> _YOUR OBJECTIVE_:
Collect from the data below each line with "exons".

> _WORKING DATA_:
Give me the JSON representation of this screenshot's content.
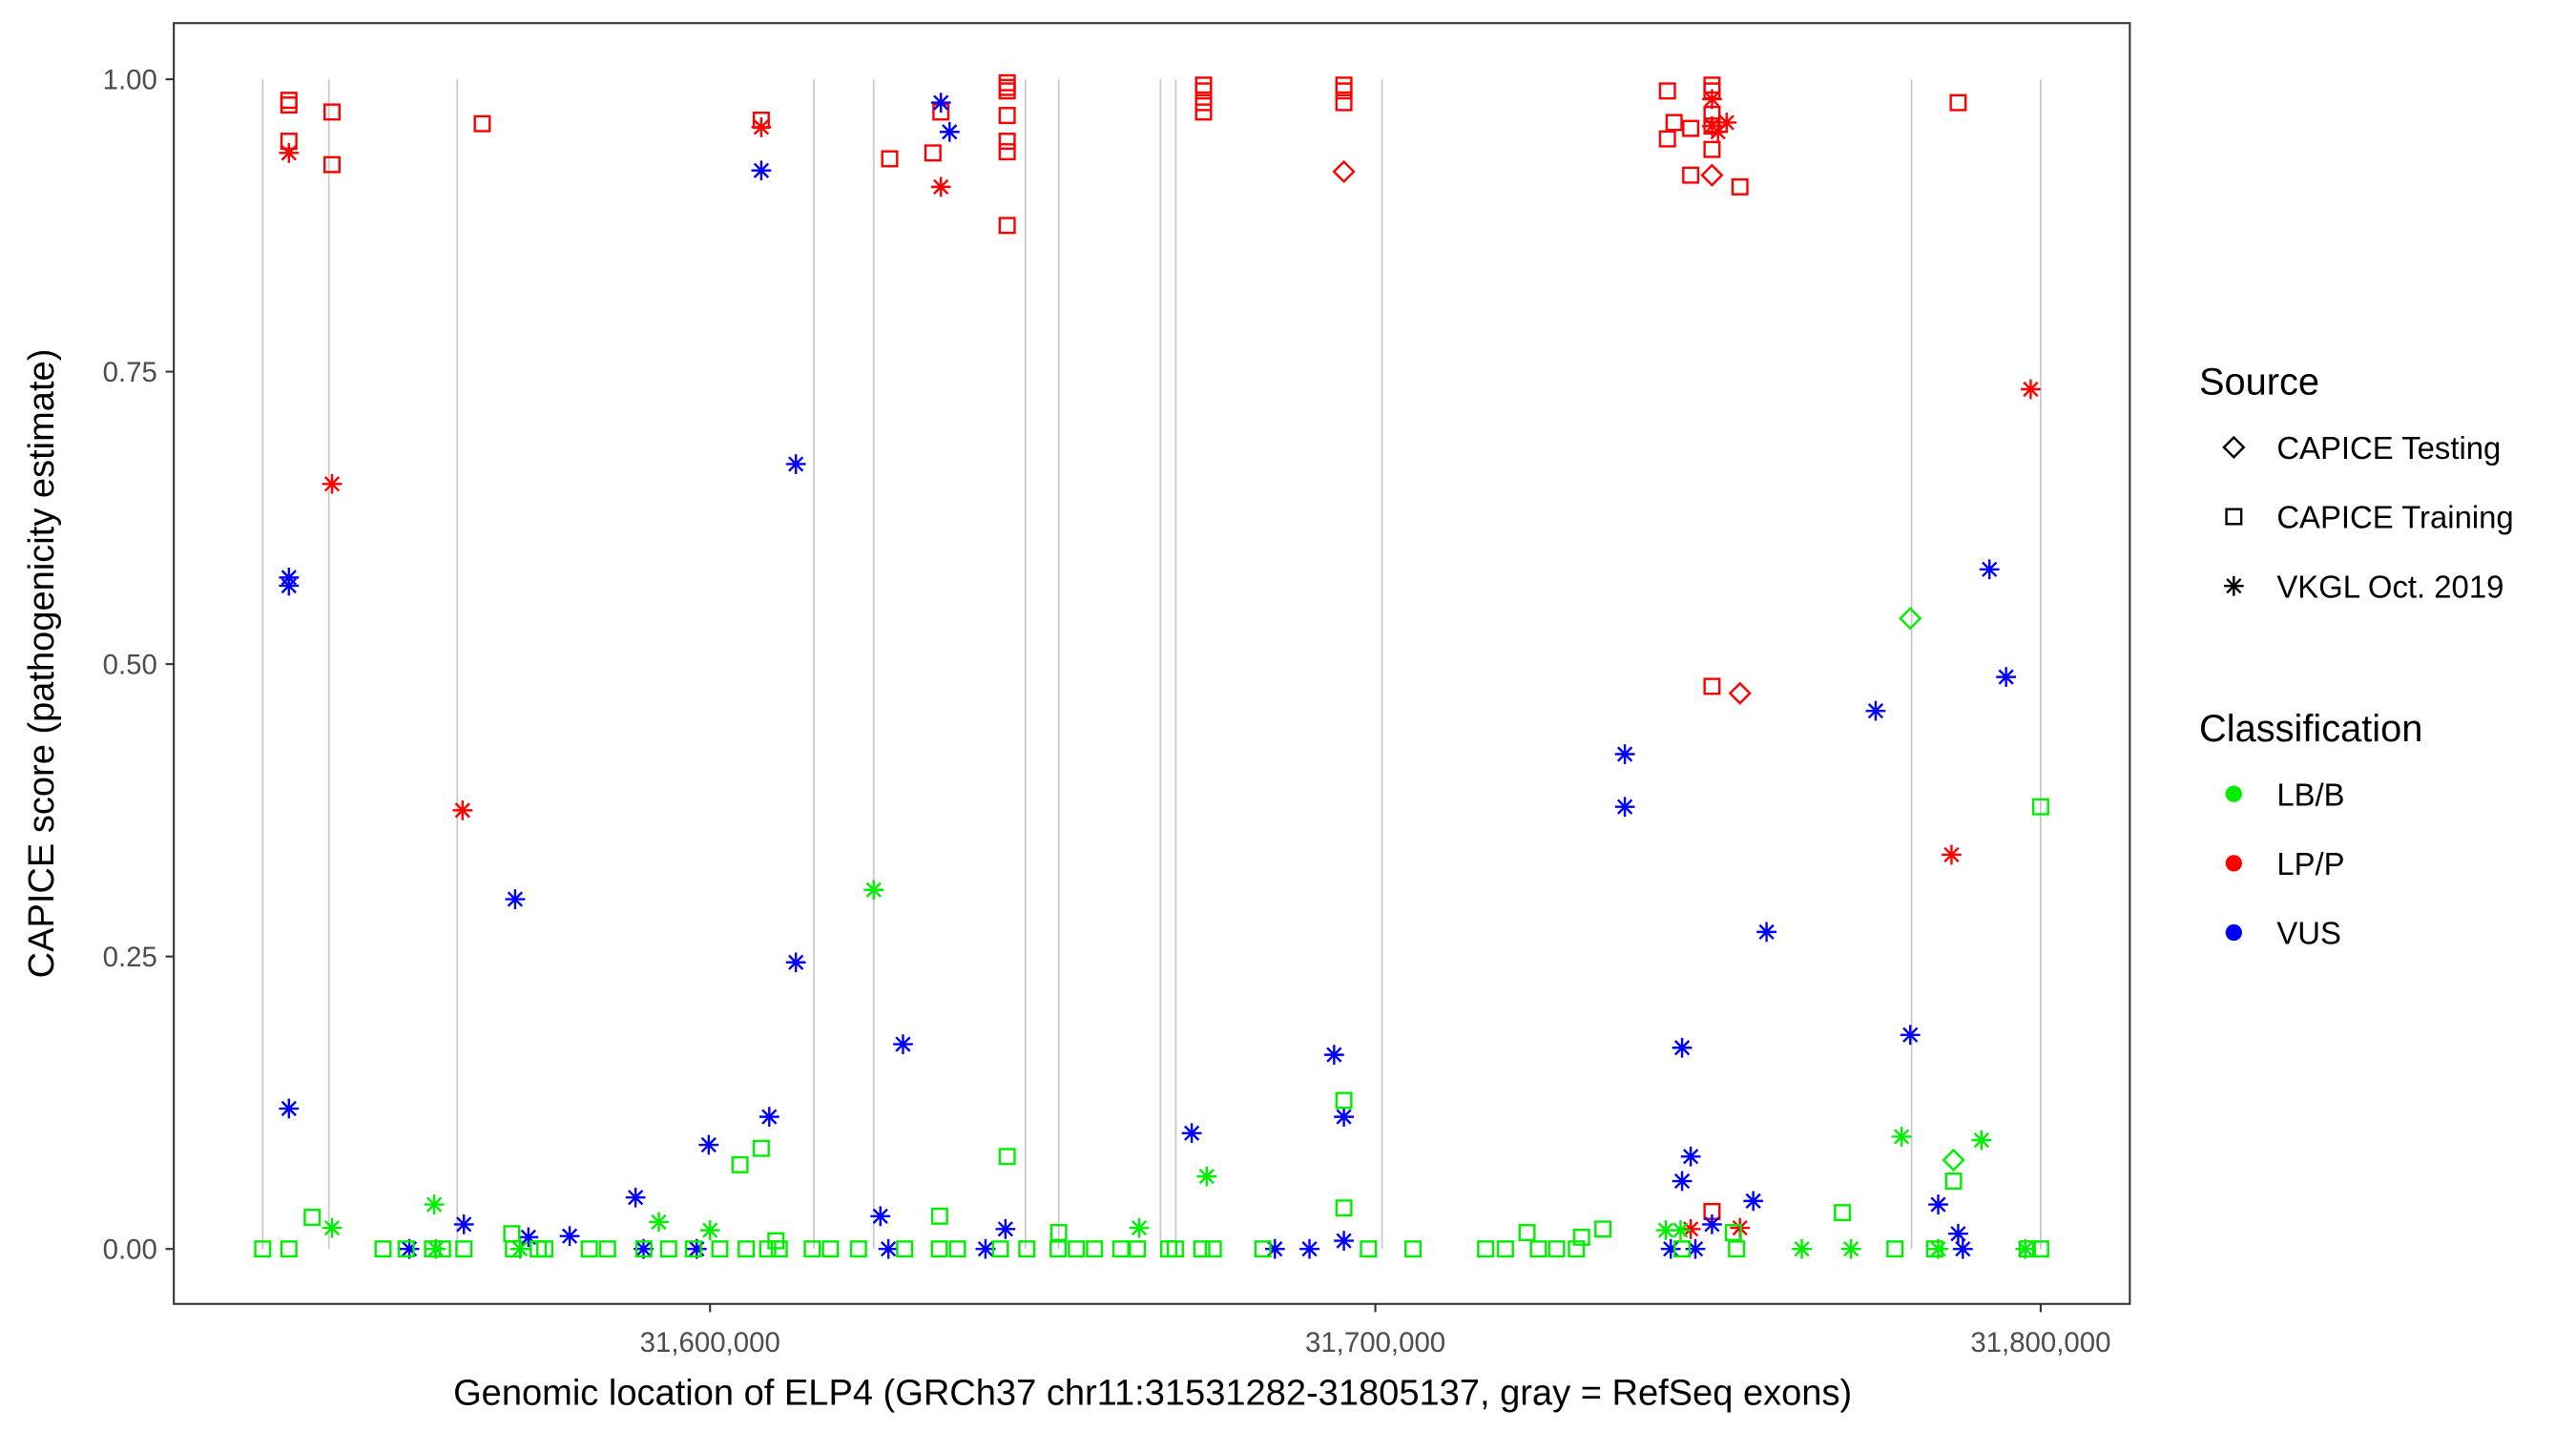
{
  "chart_data": {
    "type": "scatter",
    "xlabel": "Genomic location of ELP4 (GRCh37 chr11:31531282-31805137, gray = RefSeq exons)",
    "ylabel": "CAPICE score (pathogenicity estimate)",
    "xlim": [
      31519400,
      31813400
    ],
    "ylim": [
      -0.047,
      1.048
    ],
    "x_ticks": [
      31600000,
      31700000,
      31800000
    ],
    "x_tick_labels": [
      "31,600,000",
      "31,700,000",
      "31,800,000"
    ],
    "y_ticks": [
      0,
      0.25,
      0.5,
      0.75,
      1.0
    ],
    "y_tick_labels": [
      "0.00",
      "0.25",
      "0.50",
      "0.75",
      "1.00"
    ],
    "grid": false,
    "exons": [
      31532760,
      31542700,
      31562000,
      31615600,
      31624600,
      31647400,
      31652400,
      31667700,
      31670000,
      31701000,
      31780600,
      31800000
    ],
    "legend": {
      "placement": "right",
      "source_title": "Source",
      "source_entries": [
        {
          "key": "Testing",
          "label": "CAPICE Testing",
          "shape": "diamond"
        },
        {
          "key": "Training",
          "label": "CAPICE Training",
          "shape": "square"
        },
        {
          "key": "VKGL",
          "label": "VKGL Oct. 2019",
          "shape": "asterisk"
        }
      ],
      "class_title": "Classification",
      "class_entries": [
        {
          "key": "LB/B",
          "label": "LB/B",
          "color": "#00ee00"
        },
        {
          "key": "LP/P",
          "label": "LP/P",
          "color": "#ff0000"
        },
        {
          "key": "VUS",
          "label": "VUS",
          "color": "#0000ff"
        }
      ]
    },
    "point_columns": [
      "position",
      "score",
      "classification",
      "source"
    ],
    "points": [
      [
        31536700,
        0.982,
        "LP/P",
        "Training"
      ],
      [
        31536700,
        0.978,
        "LP/P",
        "Training"
      ],
      [
        31536700,
        0.947,
        "LP/P",
        "Training"
      ],
      [
        31543180,
        0.972,
        "LP/P",
        "Training"
      ],
      [
        31543180,
        0.927,
        "LP/P",
        "Training"
      ],
      [
        31565760,
        0.962,
        "LP/P",
        "Training"
      ],
      [
        31607700,
        0.965,
        "LP/P",
        "Training"
      ],
      [
        31627000,
        0.932,
        "LP/P",
        "Training"
      ],
      [
        31633500,
        0.937,
        "LP/P",
        "Training"
      ],
      [
        31634700,
        0.972,
        "LP/P",
        "Training"
      ],
      [
        31644660,
        0.997,
        "LP/P",
        "Training"
      ],
      [
        31644660,
        0.993,
        "LP/P",
        "Training"
      ],
      [
        31644660,
        0.99,
        "LP/P",
        "Training"
      ],
      [
        31644660,
        0.969,
        "LP/P",
        "Training"
      ],
      [
        31644660,
        0.947,
        "LP/P",
        "Training"
      ],
      [
        31644660,
        0.938,
        "LP/P",
        "Training"
      ],
      [
        31644660,
        0.875,
        "LP/P",
        "Training"
      ],
      [
        31674180,
        0.995,
        "LP/P",
        "Training"
      ],
      [
        31674180,
        0.99,
        "LP/P",
        "Training"
      ],
      [
        31674180,
        0.98,
        "LP/P",
        "Training"
      ],
      [
        31674180,
        0.972,
        "LP/P",
        "Training"
      ],
      [
        31695270,
        0.995,
        "LP/P",
        "Training"
      ],
      [
        31695270,
        0.99,
        "LP/P",
        "Training"
      ],
      [
        31695270,
        0.98,
        "LP/P",
        "Training"
      ],
      [
        31743900,
        0.99,
        "LP/P",
        "Training"
      ],
      [
        31744900,
        0.963,
        "LP/P",
        "Training"
      ],
      [
        31743900,
        0.949,
        "LP/P",
        "Training"
      ],
      [
        31747400,
        0.958,
        "LP/P",
        "Training"
      ],
      [
        31747400,
        0.918,
        "LP/P",
        "Training"
      ],
      [
        31750600,
        0.995,
        "LP/P",
        "Training"
      ],
      [
        31750600,
        0.99,
        "LP/P",
        "Training"
      ],
      [
        31750600,
        0.97,
        "LP/P",
        "Training"
      ],
      [
        31750600,
        0.96,
        "LP/P",
        "Training"
      ],
      [
        31750600,
        0.94,
        "LP/P",
        "Training"
      ],
      [
        31754800,
        0.908,
        "LP/P",
        "Training"
      ],
      [
        31750600,
        0.481,
        "LP/P",
        "Training"
      ],
      [
        31787600,
        0.98,
        "LP/P",
        "Training"
      ],
      [
        31750600,
        0.032,
        "LP/P",
        "Training"
      ],
      [
        31695270,
        0.921,
        "LP/P",
        "Testing"
      ],
      [
        31750600,
        0.918,
        "LP/P",
        "Testing"
      ],
      [
        31754800,
        0.475,
        "LP/P",
        "Testing"
      ],
      [
        31536700,
        0.937,
        "LP/P",
        "VKGL"
      ],
      [
        31543180,
        0.654,
        "LP/P",
        "VKGL"
      ],
      [
        31562800,
        0.375,
        "LP/P",
        "VKGL"
      ],
      [
        31607700,
        0.959,
        "LP/P",
        "VKGL"
      ],
      [
        31634700,
        0.908,
        "LP/P",
        "VKGL"
      ],
      [
        31750600,
        0.983,
        "LP/P",
        "VKGL"
      ],
      [
        31750600,
        0.96,
        "LP/P",
        "VKGL"
      ],
      [
        31751500,
        0.955,
        "LP/P",
        "VKGL"
      ],
      [
        31752800,
        0.963,
        "LP/P",
        "VKGL"
      ],
      [
        31747400,
        0.017,
        "LP/P",
        "VKGL"
      ],
      [
        31754800,
        0.018,
        "LP/P",
        "VKGL"
      ],
      [
        31786600,
        0.337,
        "LP/P",
        "VKGL"
      ],
      [
        31798500,
        0.735,
        "LP/P",
        "VKGL"
      ],
      [
        31536700,
        0.574,
        "VUS",
        "VKGL"
      ],
      [
        31536700,
        0.567,
        "VUS",
        "VKGL"
      ],
      [
        31536700,
        0.12,
        "VUS",
        "VKGL"
      ],
      [
        31563000,
        0.021,
        "VUS",
        "VKGL"
      ],
      [
        31554800,
        0,
        "VUS",
        "VKGL"
      ],
      [
        31570700,
        0.299,
        "VUS",
        "VKGL"
      ],
      [
        31572700,
        0.01,
        "VUS",
        "VKGL"
      ],
      [
        31578900,
        0.011,
        "VUS",
        "VKGL"
      ],
      [
        31588800,
        0.044,
        "VUS",
        "VKGL"
      ],
      [
        31590000,
        0,
        "VUS",
        "VKGL"
      ],
      [
        31598000,
        0,
        "VUS",
        "VKGL"
      ],
      [
        31599800,
        0.089,
        "VUS",
        "VKGL"
      ],
      [
        31607700,
        0.922,
        "VUS",
        "VKGL"
      ],
      [
        31608900,
        0.113,
        "VUS",
        "VKGL"
      ],
      [
        31612900,
        0.671,
        "VUS",
        "VKGL"
      ],
      [
        31612900,
        0.245,
        "VUS",
        "VKGL"
      ],
      [
        31625600,
        0.028,
        "VUS",
        "VKGL"
      ],
      [
        31626800,
        0,
        "VUS",
        "VKGL"
      ],
      [
        31629000,
        0.175,
        "VUS",
        "VKGL"
      ],
      [
        31634700,
        0.98,
        "VUS",
        "VKGL"
      ],
      [
        31636000,
        0.955,
        "VUS",
        "VKGL"
      ],
      [
        31641400,
        0,
        "VUS",
        "VKGL"
      ],
      [
        31644400,
        0.017,
        "VUS",
        "VKGL"
      ],
      [
        31672400,
        0.099,
        "VUS",
        "VKGL"
      ],
      [
        31684900,
        0,
        "VUS",
        "VKGL"
      ],
      [
        31690100,
        0,
        "VUS",
        "VKGL"
      ],
      [
        31693800,
        0.166,
        "VUS",
        "VKGL"
      ],
      [
        31695270,
        0.113,
        "VUS",
        "VKGL"
      ],
      [
        31695270,
        0.007,
        "VUS",
        "VKGL"
      ],
      [
        31737500,
        0.423,
        "VUS",
        "VKGL"
      ],
      [
        31737500,
        0.378,
        "VUS",
        "VKGL"
      ],
      [
        31744400,
        0,
        "VUS",
        "VKGL"
      ],
      [
        31746100,
        0.172,
        "VUS",
        "VKGL"
      ],
      [
        31746100,
        0.058,
        "VUS",
        "VKGL"
      ],
      [
        31747400,
        0.079,
        "VUS",
        "VKGL"
      ],
      [
        31748100,
        0,
        "VUS",
        "VKGL"
      ],
      [
        31750600,
        0.021,
        "VUS",
        "VKGL"
      ],
      [
        31756800,
        0.041,
        "VUS",
        "VKGL"
      ],
      [
        31758800,
        0.271,
        "VUS",
        "VKGL"
      ],
      [
        31775200,
        0.46,
        "VUS",
        "VKGL"
      ],
      [
        31780400,
        0.183,
        "VUS",
        "VKGL"
      ],
      [
        31784600,
        0.038,
        "VUS",
        "VKGL"
      ],
      [
        31787600,
        0.013,
        "VUS",
        "VKGL"
      ],
      [
        31788300,
        0,
        "VUS",
        "VKGL"
      ],
      [
        31792300,
        0.581,
        "VUS",
        "VKGL"
      ],
      [
        31794800,
        0.489,
        "VUS",
        "VKGL"
      ],
      [
        31532760,
        0,
        "LB/B",
        "Training"
      ],
      [
        31536700,
        0,
        "LB/B",
        "Training"
      ],
      [
        31550850,
        0,
        "LB/B",
        "Training"
      ],
      [
        31554320,
        0,
        "LB/B",
        "Training"
      ],
      [
        31558290,
        0,
        "LB/B",
        "Training"
      ],
      [
        31559780,
        0,
        "LB/B",
        "Training"
      ],
      [
        31563000,
        0,
        "LB/B",
        "Training"
      ],
      [
        31570450,
        0,
        "LB/B",
        "Training"
      ],
      [
        31574170,
        0,
        "LB/B",
        "Training"
      ],
      [
        31575160,
        0,
        "LB/B",
        "Training"
      ],
      [
        31581860,
        0,
        "LB/B",
        "Training"
      ],
      [
        31584590,
        0,
        "LB/B",
        "Training"
      ],
      [
        31590050,
        0,
        "LB/B",
        "Training"
      ],
      [
        31593770,
        0,
        "LB/B",
        "Training"
      ],
      [
        31597500,
        0,
        "LB/B",
        "Training"
      ],
      [
        31601470,
        0,
        "LB/B",
        "Training"
      ],
      [
        31605430,
        0,
        "LB/B",
        "Training"
      ],
      [
        31608660,
        0,
        "LB/B",
        "Training"
      ],
      [
        31610400,
        0,
        "LB/B",
        "Training"
      ],
      [
        31615360,
        0,
        "LB/B",
        "Training"
      ],
      [
        31618090,
        0,
        "LB/B",
        "Training"
      ],
      [
        31622310,
        0,
        "LB/B",
        "Training"
      ],
      [
        31629250,
        0,
        "LB/B",
        "Training"
      ],
      [
        31634460,
        0,
        "LB/B",
        "Training"
      ],
      [
        31637190,
        0,
        "LB/B",
        "Training"
      ],
      [
        31643640,
        0,
        "LB/B",
        "Training"
      ],
      [
        31647610,
        0,
        "LB/B",
        "Training"
      ],
      [
        31652320,
        0,
        "LB/B",
        "Training"
      ],
      [
        31655050,
        0,
        "LB/B",
        "Training"
      ],
      [
        31657780,
        0,
        "LB/B",
        "Training"
      ],
      [
        31661750,
        0,
        "LB/B",
        "Training"
      ],
      [
        31664230,
        0,
        "LB/B",
        "Training"
      ],
      [
        31668940,
        0,
        "LB/B",
        "Training"
      ],
      [
        31669940,
        0,
        "LB/B",
        "Training"
      ],
      [
        31673910,
        0,
        "LB/B",
        "Training"
      ],
      [
        31675640,
        0,
        "LB/B",
        "Training"
      ],
      [
        31683090,
        0,
        "LB/B",
        "Training"
      ],
      [
        31698960,
        0,
        "LB/B",
        "Training"
      ],
      [
        31705660,
        0,
        "LB/B",
        "Training"
      ],
      [
        31716570,
        0,
        "LB/B",
        "Training"
      ],
      [
        31719550,
        0,
        "LB/B",
        "Training"
      ],
      [
        31724510,
        0,
        "LB/B",
        "Training"
      ],
      [
        31727240,
        0,
        "LB/B",
        "Training"
      ],
      [
        31730220,
        0,
        "LB/B",
        "Training"
      ],
      [
        31746100,
        0,
        "LB/B",
        "Training"
      ],
      [
        31754290,
        0,
        "LB/B",
        "Training"
      ],
      [
        31778100,
        0,
        "LB/B",
        "Training"
      ],
      [
        31784060,
        0,
        "LB/B",
        "Training"
      ],
      [
        31800000,
        0,
        "LB/B",
        "Training"
      ],
      [
        31798000,
        0,
        "LB/B",
        "Training"
      ],
      [
        31540200,
        0.027,
        "LB/B",
        "Training"
      ],
      [
        31570200,
        0.013,
        "LB/B",
        "Training"
      ],
      [
        31604500,
        0.072,
        "LB/B",
        "Training"
      ],
      [
        31607700,
        0.086,
        "LB/B",
        "Training"
      ],
      [
        31609900,
        0.007,
        "LB/B",
        "Training"
      ],
      [
        31634500,
        0.028,
        "LB/B",
        "Training"
      ],
      [
        31644660,
        0.079,
        "LB/B",
        "Training"
      ],
      [
        31652400,
        0.014,
        "LB/B",
        "Training"
      ],
      [
        31695270,
        0.127,
        "LB/B",
        "Training"
      ],
      [
        31695270,
        0.035,
        "LB/B",
        "Training"
      ],
      [
        31722800,
        0.014,
        "LB/B",
        "Training"
      ],
      [
        31731000,
        0.01,
        "LB/B",
        "Training"
      ],
      [
        31734200,
        0.017,
        "LB/B",
        "Training"
      ],
      [
        31770200,
        0.031,
        "LB/B",
        "Training"
      ],
      [
        31786900,
        0.058,
        "LB/B",
        "Training"
      ],
      [
        31800000,
        0.378,
        "LB/B",
        "Training"
      ],
      [
        31753800,
        0.014,
        "LB/B",
        "Training"
      ],
      [
        31780400,
        0.539,
        "LB/B",
        "Testing"
      ],
      [
        31786900,
        0.076,
        "LB/B",
        "Testing"
      ],
      [
        31543180,
        0.018,
        "LB/B",
        "VKGL"
      ],
      [
        31558540,
        0.038,
        "LB/B",
        "VKGL"
      ],
      [
        31592300,
        0.023,
        "LB/B",
        "VKGL"
      ],
      [
        31600000,
        0.016,
        "LB/B",
        "VKGL"
      ],
      [
        31624600,
        0.307,
        "LB/B",
        "VKGL"
      ],
      [
        31664500,
        0.018,
        "LB/B",
        "VKGL"
      ],
      [
        31674650,
        0.062,
        "LB/B",
        "VKGL"
      ],
      [
        31743650,
        0.016,
        "LB/B",
        "VKGL"
      ],
      [
        31745880,
        0.016,
        "LB/B",
        "VKGL"
      ],
      [
        31764100,
        0,
        "LB/B",
        "VKGL"
      ],
      [
        31771500,
        0,
        "LB/B",
        "VKGL"
      ],
      [
        31779100,
        0.096,
        "LB/B",
        "VKGL"
      ],
      [
        31791100,
        0.093,
        "LB/B",
        "VKGL"
      ],
      [
        31784600,
        0,
        "LB/B",
        "VKGL"
      ],
      [
        31797700,
        0,
        "LB/B",
        "VKGL"
      ],
      [
        31558790,
        0,
        "LB/B",
        "VKGL"
      ],
      [
        31571440,
        0,
        "LB/B",
        "VKGL"
      ]
    ]
  }
}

> _COMPLETED EXERCISE_:
    "xlabel": "Genomic location of ELP4 (GRCh37 chr11:31531282-31805137, gray = RefSeq exons)",
    "exons": [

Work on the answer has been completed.